* YOUR INSTRUCTIONS *
Each line that holds the word "https" counts once; report how many lines do so and nothing else.

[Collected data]
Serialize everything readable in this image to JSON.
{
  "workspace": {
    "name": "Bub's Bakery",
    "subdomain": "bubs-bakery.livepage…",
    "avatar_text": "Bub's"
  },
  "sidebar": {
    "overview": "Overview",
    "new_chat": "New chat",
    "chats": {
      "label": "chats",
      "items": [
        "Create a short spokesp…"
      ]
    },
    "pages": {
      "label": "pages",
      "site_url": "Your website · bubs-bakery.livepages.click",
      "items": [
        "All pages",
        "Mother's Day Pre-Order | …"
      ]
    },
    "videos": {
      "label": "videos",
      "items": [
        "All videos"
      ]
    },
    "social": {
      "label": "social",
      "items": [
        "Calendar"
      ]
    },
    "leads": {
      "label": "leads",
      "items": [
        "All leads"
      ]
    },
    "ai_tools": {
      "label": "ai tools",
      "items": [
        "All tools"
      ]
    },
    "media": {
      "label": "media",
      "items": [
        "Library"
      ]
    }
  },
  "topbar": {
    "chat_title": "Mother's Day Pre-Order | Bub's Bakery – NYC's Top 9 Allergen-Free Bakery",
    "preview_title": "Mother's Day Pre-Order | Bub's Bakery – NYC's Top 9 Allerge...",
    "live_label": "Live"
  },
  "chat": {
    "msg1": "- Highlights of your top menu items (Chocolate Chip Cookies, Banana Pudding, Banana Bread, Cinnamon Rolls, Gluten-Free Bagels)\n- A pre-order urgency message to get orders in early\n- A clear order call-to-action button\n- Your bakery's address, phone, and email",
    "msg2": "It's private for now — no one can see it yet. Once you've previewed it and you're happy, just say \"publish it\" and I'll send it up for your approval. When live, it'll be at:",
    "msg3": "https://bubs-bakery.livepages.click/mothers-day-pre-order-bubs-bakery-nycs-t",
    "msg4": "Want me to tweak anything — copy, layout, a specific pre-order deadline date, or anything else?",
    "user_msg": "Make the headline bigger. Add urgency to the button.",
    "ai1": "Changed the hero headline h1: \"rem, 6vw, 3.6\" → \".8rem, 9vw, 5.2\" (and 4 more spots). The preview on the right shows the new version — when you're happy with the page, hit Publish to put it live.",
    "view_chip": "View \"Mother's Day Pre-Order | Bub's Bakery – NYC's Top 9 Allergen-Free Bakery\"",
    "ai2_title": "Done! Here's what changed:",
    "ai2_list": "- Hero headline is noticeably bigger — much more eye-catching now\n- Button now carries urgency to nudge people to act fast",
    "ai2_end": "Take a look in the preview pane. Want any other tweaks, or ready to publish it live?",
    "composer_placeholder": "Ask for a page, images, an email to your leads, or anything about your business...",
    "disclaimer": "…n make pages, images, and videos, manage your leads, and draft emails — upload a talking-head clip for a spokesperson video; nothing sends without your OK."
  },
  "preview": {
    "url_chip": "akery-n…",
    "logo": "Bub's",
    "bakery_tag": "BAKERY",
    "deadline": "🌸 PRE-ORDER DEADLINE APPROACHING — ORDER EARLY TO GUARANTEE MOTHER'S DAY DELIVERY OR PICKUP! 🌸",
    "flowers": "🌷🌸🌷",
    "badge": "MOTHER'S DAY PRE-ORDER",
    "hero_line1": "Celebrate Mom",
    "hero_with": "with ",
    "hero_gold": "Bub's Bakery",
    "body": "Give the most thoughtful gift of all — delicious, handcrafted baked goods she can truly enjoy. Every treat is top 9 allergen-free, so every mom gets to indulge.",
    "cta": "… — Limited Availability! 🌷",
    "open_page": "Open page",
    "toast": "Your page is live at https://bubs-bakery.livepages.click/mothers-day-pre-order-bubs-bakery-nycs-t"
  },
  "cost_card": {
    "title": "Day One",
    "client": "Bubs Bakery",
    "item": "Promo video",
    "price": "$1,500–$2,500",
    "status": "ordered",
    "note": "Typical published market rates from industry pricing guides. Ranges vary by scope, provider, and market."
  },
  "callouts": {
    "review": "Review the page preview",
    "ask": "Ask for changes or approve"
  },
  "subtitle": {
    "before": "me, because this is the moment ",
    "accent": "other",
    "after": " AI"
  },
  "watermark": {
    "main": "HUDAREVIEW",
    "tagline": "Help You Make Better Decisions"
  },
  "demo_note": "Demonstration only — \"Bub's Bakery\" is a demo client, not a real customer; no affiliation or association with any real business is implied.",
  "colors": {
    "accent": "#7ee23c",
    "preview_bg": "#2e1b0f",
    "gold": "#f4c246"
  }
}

* RESULT OF THIS EXERCISE *
2